* [What is needed]
Would you retype all of these records exactly?
━━━ The records
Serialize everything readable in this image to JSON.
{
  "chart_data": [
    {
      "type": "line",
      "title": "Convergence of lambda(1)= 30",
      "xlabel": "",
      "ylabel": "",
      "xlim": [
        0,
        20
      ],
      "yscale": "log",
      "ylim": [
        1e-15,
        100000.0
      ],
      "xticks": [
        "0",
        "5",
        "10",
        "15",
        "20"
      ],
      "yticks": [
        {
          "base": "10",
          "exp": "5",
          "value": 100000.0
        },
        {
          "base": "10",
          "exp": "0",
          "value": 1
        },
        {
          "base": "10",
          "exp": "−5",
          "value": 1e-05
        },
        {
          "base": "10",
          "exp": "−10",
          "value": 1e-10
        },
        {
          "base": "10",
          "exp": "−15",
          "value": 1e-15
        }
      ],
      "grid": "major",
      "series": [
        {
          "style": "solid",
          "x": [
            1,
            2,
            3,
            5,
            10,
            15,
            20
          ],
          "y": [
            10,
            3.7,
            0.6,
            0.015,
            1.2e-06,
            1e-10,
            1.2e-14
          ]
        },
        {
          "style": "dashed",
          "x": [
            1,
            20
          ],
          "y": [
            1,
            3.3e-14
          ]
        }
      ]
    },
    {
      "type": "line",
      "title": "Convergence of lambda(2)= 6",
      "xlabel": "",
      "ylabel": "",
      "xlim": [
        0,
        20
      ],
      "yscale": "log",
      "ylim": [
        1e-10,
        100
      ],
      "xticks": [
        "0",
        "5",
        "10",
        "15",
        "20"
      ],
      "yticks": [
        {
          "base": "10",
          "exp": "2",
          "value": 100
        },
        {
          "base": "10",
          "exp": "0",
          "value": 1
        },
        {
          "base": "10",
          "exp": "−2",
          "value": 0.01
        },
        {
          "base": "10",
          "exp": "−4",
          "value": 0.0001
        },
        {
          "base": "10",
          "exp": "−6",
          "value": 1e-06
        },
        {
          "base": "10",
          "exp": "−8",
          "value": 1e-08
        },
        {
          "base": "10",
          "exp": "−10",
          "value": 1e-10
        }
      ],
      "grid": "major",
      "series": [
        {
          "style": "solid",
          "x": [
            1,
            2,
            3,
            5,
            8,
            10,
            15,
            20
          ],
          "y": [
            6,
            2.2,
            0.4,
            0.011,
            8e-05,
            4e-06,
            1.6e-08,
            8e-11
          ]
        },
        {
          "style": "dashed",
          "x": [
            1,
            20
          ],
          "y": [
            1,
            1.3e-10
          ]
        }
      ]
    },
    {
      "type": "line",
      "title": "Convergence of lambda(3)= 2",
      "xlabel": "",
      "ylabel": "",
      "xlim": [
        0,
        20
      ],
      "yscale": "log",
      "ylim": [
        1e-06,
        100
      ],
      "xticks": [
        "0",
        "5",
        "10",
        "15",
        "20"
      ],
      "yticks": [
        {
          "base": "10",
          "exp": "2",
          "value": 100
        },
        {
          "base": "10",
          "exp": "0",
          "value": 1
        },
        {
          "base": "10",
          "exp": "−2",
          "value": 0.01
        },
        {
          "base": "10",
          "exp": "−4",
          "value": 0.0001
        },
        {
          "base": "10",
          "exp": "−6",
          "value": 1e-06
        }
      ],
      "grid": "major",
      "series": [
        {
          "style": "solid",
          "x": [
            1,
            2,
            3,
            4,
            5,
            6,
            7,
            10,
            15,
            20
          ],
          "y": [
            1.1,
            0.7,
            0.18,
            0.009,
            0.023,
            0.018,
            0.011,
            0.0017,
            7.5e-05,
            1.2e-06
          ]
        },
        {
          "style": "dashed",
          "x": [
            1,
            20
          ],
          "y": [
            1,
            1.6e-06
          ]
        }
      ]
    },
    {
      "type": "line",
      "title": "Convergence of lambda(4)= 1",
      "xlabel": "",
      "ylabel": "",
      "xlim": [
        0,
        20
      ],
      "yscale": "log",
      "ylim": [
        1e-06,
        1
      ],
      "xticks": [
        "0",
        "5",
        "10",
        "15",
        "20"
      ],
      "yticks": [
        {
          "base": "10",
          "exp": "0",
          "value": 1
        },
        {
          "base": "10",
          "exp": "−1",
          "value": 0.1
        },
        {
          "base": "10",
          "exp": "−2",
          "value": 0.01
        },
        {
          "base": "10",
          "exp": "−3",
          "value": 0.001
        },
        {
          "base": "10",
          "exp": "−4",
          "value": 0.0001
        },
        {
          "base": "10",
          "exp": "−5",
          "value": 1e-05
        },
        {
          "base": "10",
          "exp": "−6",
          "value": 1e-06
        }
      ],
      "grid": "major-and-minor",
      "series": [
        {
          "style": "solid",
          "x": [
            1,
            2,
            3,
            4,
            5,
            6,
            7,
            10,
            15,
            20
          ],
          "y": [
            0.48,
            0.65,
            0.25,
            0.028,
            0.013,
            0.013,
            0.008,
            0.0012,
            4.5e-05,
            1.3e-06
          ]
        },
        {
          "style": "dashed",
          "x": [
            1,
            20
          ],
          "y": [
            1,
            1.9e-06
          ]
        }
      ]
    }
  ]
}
━━━━━━
* [Task answer]
Serialize everything readable in this image to JSON.
{
  "chart_data": [
    {
      "type": "line",
      "title": "Convergence of lambda(1)= 30",
      "xlabel": "",
      "ylabel": "",
      "xlim": [
        0,
        20
      ],
      "yscale": "log",
      "ylim": [
        1e-15,
        100000.0
      ],
      "xticks": [
        "0",
        "5",
        "10",
        "15",
        "20"
      ],
      "yticks": [
        {
          "base": "10",
          "exp": "5",
          "value": 100000.0
        },
        {
          "base": "10",
          "exp": "0",
          "value": 1
        },
        {
          "base": "10",
          "exp": "−5",
          "value": 1e-05
        },
        {
          "base": "10",
          "exp": "−10",
          "value": 1e-10
        },
        {
          "base": "10",
          "exp": "−15",
          "value": 1e-15
        }
      ],
      "grid": "major",
      "series": [
        {
          "style": "solid",
          "x": [
            1,
            2,
            3,
            5,
            10,
            15,
            20
          ],
          "y": [
            10,
            3.7,
            0.6,
            0.015,
            1.2e-06,
            1e-10,
            1.2e-14
          ]
        },
        {
          "style": "dashed",
          "x": [
            1,
            20
          ],
          "y": [
            1,
            3.3e-14
          ]
        }
      ]
    },
    {
      "type": "line",
      "title": "Convergence of lambda(2)= 6",
      "xlabel": "",
      "ylabel": "",
      "xlim": [
        0,
        20
      ],
      "yscale": "log",
      "ylim": [
        1e-10,
        100
      ],
      "xticks": [
        "0",
        "5",
        "10",
        "15",
        "20"
      ],
      "yticks": [
        {
          "base": "10",
          "exp": "2",
          "value": 100
        },
        {
          "base": "10",
          "exp": "0",
          "value": 1
        },
        {
          "base": "10",
          "exp": "−2",
          "value": 0.01
        },
        {
          "base": "10",
          "exp": "−4",
          "value": 0.0001
        },
        {
          "base": "10",
          "exp": "−6",
          "value": 1e-06
        },
        {
          "base": "10",
          "exp": "−8",
          "value": 1e-08
        },
        {
          "base": "10",
          "exp": "−10",
          "value": 1e-10
        }
      ],
      "grid": "major",
      "series": [
        {
          "style": "solid",
          "x": [
            1,
            2,
            3,
            5,
            8,
            10,
            15,
            20
          ],
          "y": [
            6,
            2.2,
            0.4,
            0.011,
            8e-05,
            4e-06,
            1.6e-08,
            8e-11
          ]
        },
        {
          "style": "dashed",
          "x": [
            1,
            20
          ],
          "y": [
            1,
            1.3e-10
          ]
        }
      ]
    },
    {
      "type": "line",
      "title": "Convergence of lambda(3)= 2",
      "xlabel": "",
      "ylabel": "",
      "xlim": [
        0,
        20
      ],
      "yscale": "log",
      "ylim": [
        1e-06,
        100
      ],
      "xticks": [
        "0",
        "5",
        "10",
        "15",
        "20"
      ],
      "yticks": [
        {
          "base": "10",
          "exp": "2",
          "value": 100
        },
        {
          "base": "10",
          "exp": "0",
          "value": 1
        },
        {
          "base": "10",
          "exp": "−2",
          "value": 0.01
        },
        {
          "base": "10",
          "exp": "−4",
          "value": 0.0001
        },
        {
          "base": "10",
          "exp": "−6",
          "value": 1e-06
        }
      ],
      "grid": "major",
      "series": [
        {
          "style": "solid",
          "x": [
            1,
            2,
            3,
            4,
            5,
            6,
            7,
            10,
            15,
            20
          ],
          "y": [
            1.1,
            0.7,
            0.18,
            0.009,
            0.023,
            0.018,
            0.011,
            0.0017,
            7.5e-05,
            1.2e-06
          ]
        },
        {
          "style": "dashed",
          "x": [
            1,
            20
          ],
          "y": [
            1,
            1.6e-06
          ]
        }
      ]
    },
    {
      "type": "line",
      "title": "Convergence of lambda(4)= 1",
      "xlabel": "",
      "ylabel": "",
      "xlim": [
        0,
        20
      ],
      "yscale": "log",
      "ylim": [
        1e-06,
        1
      ],
      "xticks": [
        "0",
        "5",
        "10",
        "15",
        "20"
      ],
      "yticks": [
        {
          "base": "10",
          "exp": "0",
          "value": 1
        },
        {
          "base": "10",
          "exp": "−1",
          "value": 0.1
        },
        {
          "base": "10",
          "exp": "−2",
          "value": 0.01
        },
        {
          "base": "10",
          "exp": "−3",
          "value": 0.001
        },
        {
          "base": "10",
          "exp": "−4",
          "value": 0.0001
        },
        {
          "base": "10",
          "exp": "−5",
          "value": 1e-05
        },
        {
          "base": "10",
          "exp": "−6",
          "value": 1e-06
        }
      ],
      "grid": "major-and-minor",
      "series": [
        {
          "style": "solid",
          "x": [
            1,
            2,
            3,
            4,
            5,
            6,
            7,
            10,
            15,
            20
          ],
          "y": [
            0.48,
            0.65,
            0.25,
            0.028,
            0.013,
            0.013,
            0.008,
            0.0012,
            4.5e-05,
            1.3e-06
          ]
        },
        {
          "style": "dashed",
          "x": [
            1,
            20
          ],
          "y": [
            1,
            1.9e-06
          ]
        }
      ]
    }
  ]
}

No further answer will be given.